STATED GOAL => Report how many lines in the records below contain the word "ylabel". Give only the number.

INPUT =>
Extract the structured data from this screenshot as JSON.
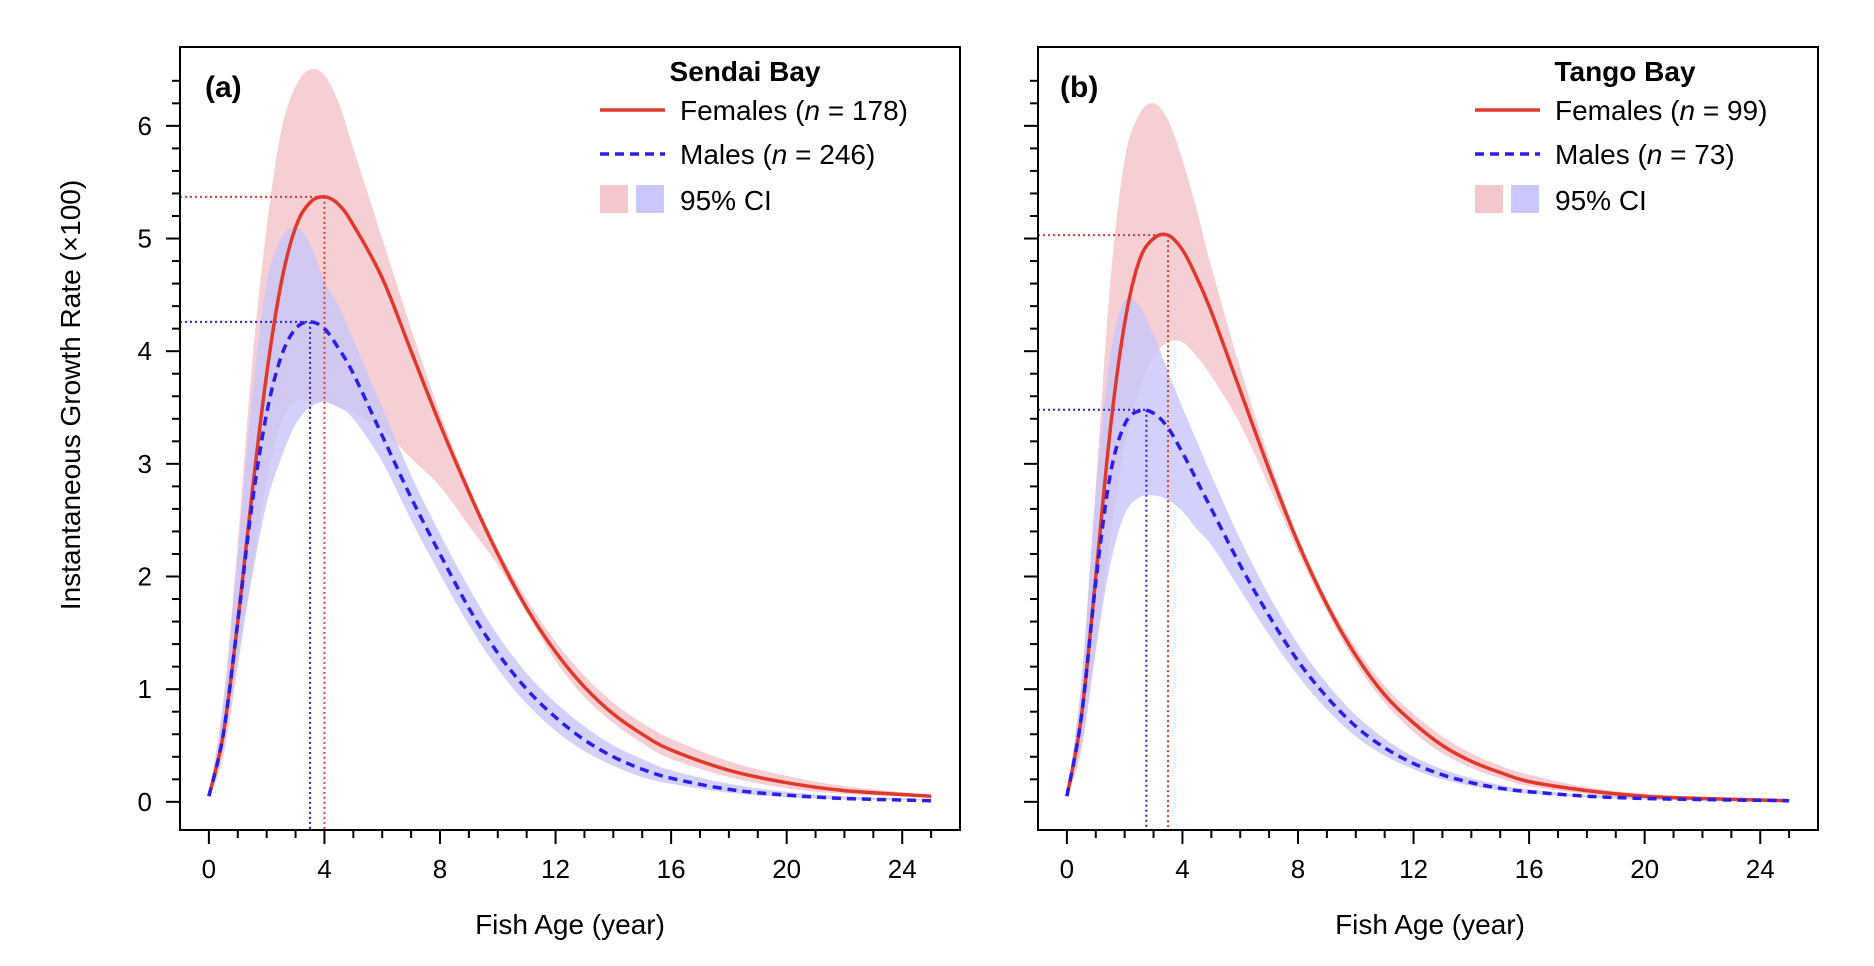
{
  "figure": {
    "ylabel": "Instantaneous Growth Rate (×100)",
    "xlabel": "Fish Age (year)"
  },
  "legend": {
    "females_label": "Females",
    "males_label": "Males",
    "ci_label": "95% CI",
    "n_symbol": "n",
    "n_separator": " = "
  },
  "colors": {
    "female_line": "#e0392b",
    "female_band": "#f3c7cb",
    "male_line": "#2a1ee8",
    "male_band": "#c8c6fa"
  },
  "chart_data": [
    {
      "type": "line",
      "panel": "(a)",
      "title": "Sendai Bay",
      "xlabel": "Fish Age (year)",
      "ylabel": "Instantaneous Growth Rate (×100)",
      "xlim": [
        -1,
        26
      ],
      "ylim": [
        -0.25,
        6.7
      ],
      "xticks": [
        0,
        4,
        8,
        12,
        16,
        20,
        24
      ],
      "yticks": [
        0,
        1,
        2,
        3,
        4,
        5,
        6
      ],
      "series": [
        {
          "name": "Females",
          "n": "178",
          "style": "solid",
          "peak": {
            "x": 4.0,
            "y": 5.37
          },
          "x": [
            0,
            0.5,
            1,
            1.5,
            2,
            2.5,
            3,
            3.5,
            4,
            4.5,
            5,
            6,
            7,
            8,
            9,
            10,
            11,
            12,
            13,
            14,
            15,
            16,
            18,
            20,
            22,
            25
          ],
          "y": [
            0.05,
            0.6,
            1.6,
            2.75,
            3.8,
            4.6,
            5.1,
            5.32,
            5.37,
            5.3,
            5.12,
            4.65,
            4.0,
            3.35,
            2.75,
            2.2,
            1.72,
            1.33,
            1.02,
            0.78,
            0.6,
            0.46,
            0.28,
            0.17,
            0.1,
            0.05
          ],
          "ci_upper": [
            0.06,
            0.9,
            2.3,
            3.9,
            5.1,
            5.95,
            6.35,
            6.5,
            6.45,
            6.2,
            5.8,
            5.0,
            4.2,
            3.45,
            2.8,
            2.25,
            1.8,
            1.42,
            1.12,
            0.88,
            0.7,
            0.56,
            0.36,
            0.23,
            0.14,
            0.06
          ],
          "ci_lower": [
            0.04,
            0.4,
            1.2,
            2.05,
            2.85,
            3.35,
            3.55,
            3.55,
            3.55,
            3.5,
            3.45,
            3.3,
            3.05,
            2.8,
            2.45,
            2.1,
            1.68,
            1.25,
            0.93,
            0.7,
            0.52,
            0.38,
            0.22,
            0.12,
            0.07,
            0.04
          ]
        },
        {
          "name": "Males",
          "n": "246",
          "style": "dashed",
          "peak": {
            "x": 3.5,
            "y": 4.26
          },
          "x": [
            0,
            0.5,
            1,
            1.5,
            2,
            2.5,
            3,
            3.5,
            4,
            4.5,
            5,
            6,
            7,
            8,
            9,
            10,
            11,
            12,
            13,
            14,
            15,
            16,
            18,
            20,
            22,
            25
          ],
          "y": [
            0.05,
            0.6,
            1.6,
            2.65,
            3.45,
            3.95,
            4.2,
            4.26,
            4.2,
            4.02,
            3.8,
            3.25,
            2.7,
            2.2,
            1.72,
            1.32,
            1.0,
            0.75,
            0.55,
            0.4,
            0.29,
            0.21,
            0.11,
            0.06,
            0.03,
            0.01
          ],
          "ci_upper": [
            0.06,
            0.85,
            2.2,
            3.6,
            4.6,
            5.0,
            5.1,
            4.95,
            4.62,
            4.4,
            4.1,
            3.5,
            2.9,
            2.38,
            1.9,
            1.48,
            1.14,
            0.88,
            0.67,
            0.5,
            0.38,
            0.28,
            0.16,
            0.09,
            0.05,
            0.02
          ],
          "ci_lower": [
            0.04,
            0.5,
            1.25,
            2.0,
            2.65,
            3.05,
            3.35,
            3.5,
            3.55,
            3.5,
            3.4,
            3.02,
            2.5,
            2.02,
            1.57,
            1.18,
            0.87,
            0.63,
            0.45,
            0.32,
            0.22,
            0.16,
            0.08,
            0.04,
            0.02,
            0.01
          ]
        }
      ]
    },
    {
      "type": "line",
      "panel": "(b)",
      "title": "Tango Bay",
      "xlabel": "Fish Age (year)",
      "ylabel": "",
      "xlim": [
        -1,
        26
      ],
      "ylim": [
        -0.25,
        6.7
      ],
      "xticks": [
        0,
        4,
        8,
        12,
        16,
        20,
        24
      ],
      "yticks": [
        0,
        1,
        2,
        3,
        4,
        5,
        6
      ],
      "series": [
        {
          "name": "Females",
          "n": "99",
          "style": "solid",
          "peak": {
            "x": 3.5,
            "y": 5.03
          },
          "x": [
            0,
            0.5,
            1,
            1.5,
            2,
            2.5,
            3,
            3.5,
            4,
            4.5,
            5,
            6,
            7,
            8,
            9,
            10,
            11,
            12,
            13,
            14,
            15,
            16,
            18,
            20,
            22,
            25
          ],
          "y": [
            0.05,
            0.75,
            2.0,
            3.3,
            4.25,
            4.8,
            5.0,
            5.03,
            4.9,
            4.65,
            4.35,
            3.65,
            2.95,
            2.3,
            1.75,
            1.3,
            0.95,
            0.7,
            0.5,
            0.36,
            0.26,
            0.18,
            0.1,
            0.05,
            0.03,
            0.01
          ],
          "ci_upper": [
            0.06,
            1.05,
            2.8,
            4.6,
            5.7,
            6.1,
            6.2,
            6.05,
            5.7,
            5.25,
            4.75,
            3.85,
            3.05,
            2.35,
            1.8,
            1.37,
            1.03,
            0.78,
            0.58,
            0.43,
            0.32,
            0.24,
            0.13,
            0.07,
            0.04,
            0.02
          ],
          "ci_lower": [
            0.04,
            0.45,
            1.35,
            2.35,
            3.15,
            3.65,
            3.95,
            4.08,
            4.08,
            3.95,
            3.78,
            3.35,
            2.8,
            2.22,
            1.69,
            1.23,
            0.88,
            0.62,
            0.43,
            0.3,
            0.21,
            0.14,
            0.07,
            0.03,
            0.02,
            0.01
          ]
        },
        {
          "name": "Males",
          "n": "73",
          "style": "dashed",
          "peak": {
            "x": 2.75,
            "y": 3.48
          },
          "x": [
            0,
            0.5,
            1,
            1.5,
            2,
            2.5,
            3,
            3.5,
            4,
            4.5,
            5,
            6,
            7,
            8,
            9,
            10,
            11,
            12,
            13,
            14,
            15,
            16,
            18,
            20,
            22,
            25
          ],
          "y": [
            0.05,
            0.75,
            1.95,
            2.9,
            3.35,
            3.47,
            3.45,
            3.32,
            3.1,
            2.85,
            2.6,
            2.1,
            1.65,
            1.25,
            0.93,
            0.67,
            0.48,
            0.34,
            0.24,
            0.17,
            0.12,
            0.09,
            0.05,
            0.03,
            0.02,
            0.01
          ],
          "ci_upper": [
            0.06,
            1.05,
            2.75,
            3.95,
            4.45,
            4.4,
            4.15,
            3.82,
            3.5,
            3.2,
            2.9,
            2.33,
            1.83,
            1.4,
            1.05,
            0.77,
            0.56,
            0.4,
            0.29,
            0.21,
            0.15,
            0.11,
            0.06,
            0.04,
            0.02,
            0.01
          ],
          "ci_lower": [
            0.04,
            0.5,
            1.35,
            2.1,
            2.55,
            2.7,
            2.72,
            2.68,
            2.58,
            2.42,
            2.28,
            1.88,
            1.48,
            1.12,
            0.82,
            0.58,
            0.41,
            0.29,
            0.2,
            0.14,
            0.1,
            0.07,
            0.04,
            0.02,
            0.01,
            0.01
          ]
        }
      ]
    }
  ]
}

RESULT OF THIS EXERCISE => 3